■ What is asked: How many lines of the entries below include the word "down"? Answer with the number alone.

■ Data records:
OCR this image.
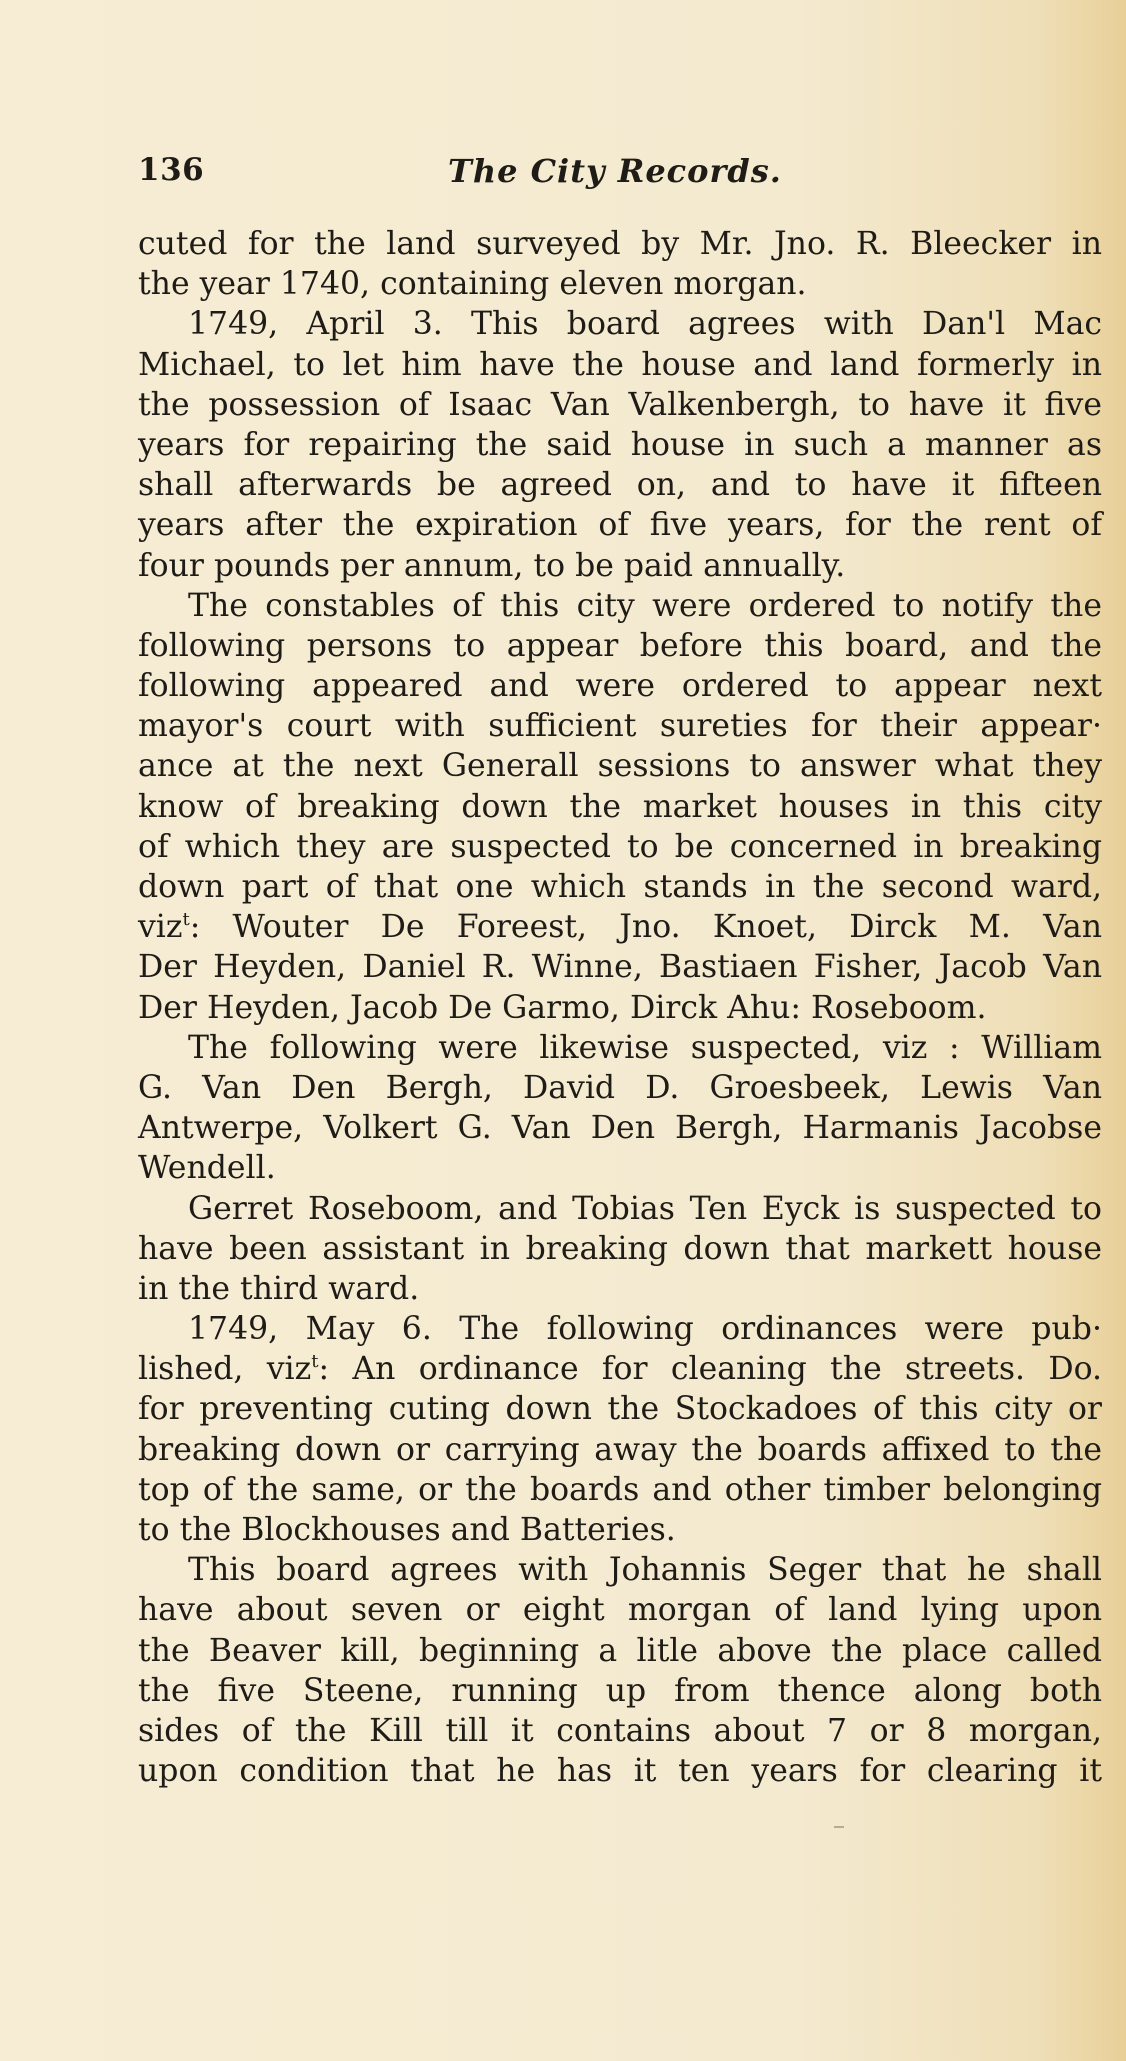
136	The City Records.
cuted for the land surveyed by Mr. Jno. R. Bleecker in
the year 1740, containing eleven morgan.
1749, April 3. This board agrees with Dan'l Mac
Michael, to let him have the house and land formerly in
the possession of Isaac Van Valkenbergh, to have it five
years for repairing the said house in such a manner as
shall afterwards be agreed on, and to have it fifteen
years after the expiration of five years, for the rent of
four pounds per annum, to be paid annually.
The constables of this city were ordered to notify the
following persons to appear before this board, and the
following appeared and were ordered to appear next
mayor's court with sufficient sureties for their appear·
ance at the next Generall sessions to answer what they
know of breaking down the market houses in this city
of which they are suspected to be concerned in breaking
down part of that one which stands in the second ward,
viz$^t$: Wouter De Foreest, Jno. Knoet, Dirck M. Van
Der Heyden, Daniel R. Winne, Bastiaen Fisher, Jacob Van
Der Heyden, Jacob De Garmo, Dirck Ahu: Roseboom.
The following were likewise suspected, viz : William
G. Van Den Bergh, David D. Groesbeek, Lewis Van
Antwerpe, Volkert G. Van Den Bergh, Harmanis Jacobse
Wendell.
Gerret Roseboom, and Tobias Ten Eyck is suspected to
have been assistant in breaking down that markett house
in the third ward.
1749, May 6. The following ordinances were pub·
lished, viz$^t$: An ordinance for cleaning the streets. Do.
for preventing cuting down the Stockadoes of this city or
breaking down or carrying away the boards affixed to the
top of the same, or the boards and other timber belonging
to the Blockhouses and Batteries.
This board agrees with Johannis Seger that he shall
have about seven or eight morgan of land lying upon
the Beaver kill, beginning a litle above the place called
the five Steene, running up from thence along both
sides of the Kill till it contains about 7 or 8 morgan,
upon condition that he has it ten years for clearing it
--
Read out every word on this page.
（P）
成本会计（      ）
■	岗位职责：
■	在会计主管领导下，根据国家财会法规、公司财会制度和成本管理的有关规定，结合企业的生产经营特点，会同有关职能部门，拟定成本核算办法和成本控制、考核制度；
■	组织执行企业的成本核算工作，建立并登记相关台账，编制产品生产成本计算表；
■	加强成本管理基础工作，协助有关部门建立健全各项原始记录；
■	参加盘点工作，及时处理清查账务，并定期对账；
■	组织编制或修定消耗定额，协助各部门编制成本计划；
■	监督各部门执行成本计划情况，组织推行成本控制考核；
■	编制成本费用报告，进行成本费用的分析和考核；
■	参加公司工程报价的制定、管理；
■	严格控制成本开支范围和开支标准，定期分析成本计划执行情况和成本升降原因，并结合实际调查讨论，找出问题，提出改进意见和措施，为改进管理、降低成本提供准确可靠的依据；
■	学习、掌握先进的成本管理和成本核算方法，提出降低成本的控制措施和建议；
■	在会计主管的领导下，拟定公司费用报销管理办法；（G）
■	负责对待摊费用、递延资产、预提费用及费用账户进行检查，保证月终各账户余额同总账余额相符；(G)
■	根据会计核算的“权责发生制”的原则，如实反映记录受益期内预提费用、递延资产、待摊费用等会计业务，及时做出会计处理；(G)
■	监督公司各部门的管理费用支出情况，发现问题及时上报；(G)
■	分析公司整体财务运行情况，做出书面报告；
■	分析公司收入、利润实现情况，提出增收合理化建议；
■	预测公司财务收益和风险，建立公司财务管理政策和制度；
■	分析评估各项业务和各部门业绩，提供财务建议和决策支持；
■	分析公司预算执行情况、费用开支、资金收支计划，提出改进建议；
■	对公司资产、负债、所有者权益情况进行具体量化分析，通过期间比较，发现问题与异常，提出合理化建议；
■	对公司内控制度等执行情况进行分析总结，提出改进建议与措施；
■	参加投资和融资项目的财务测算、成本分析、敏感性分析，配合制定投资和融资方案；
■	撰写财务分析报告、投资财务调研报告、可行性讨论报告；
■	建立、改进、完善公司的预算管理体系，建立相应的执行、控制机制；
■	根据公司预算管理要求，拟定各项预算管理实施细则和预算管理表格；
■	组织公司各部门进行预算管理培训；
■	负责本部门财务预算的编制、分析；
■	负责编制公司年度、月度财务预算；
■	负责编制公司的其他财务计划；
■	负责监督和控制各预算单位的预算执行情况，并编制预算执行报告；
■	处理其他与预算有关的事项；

■ Correct answer: 5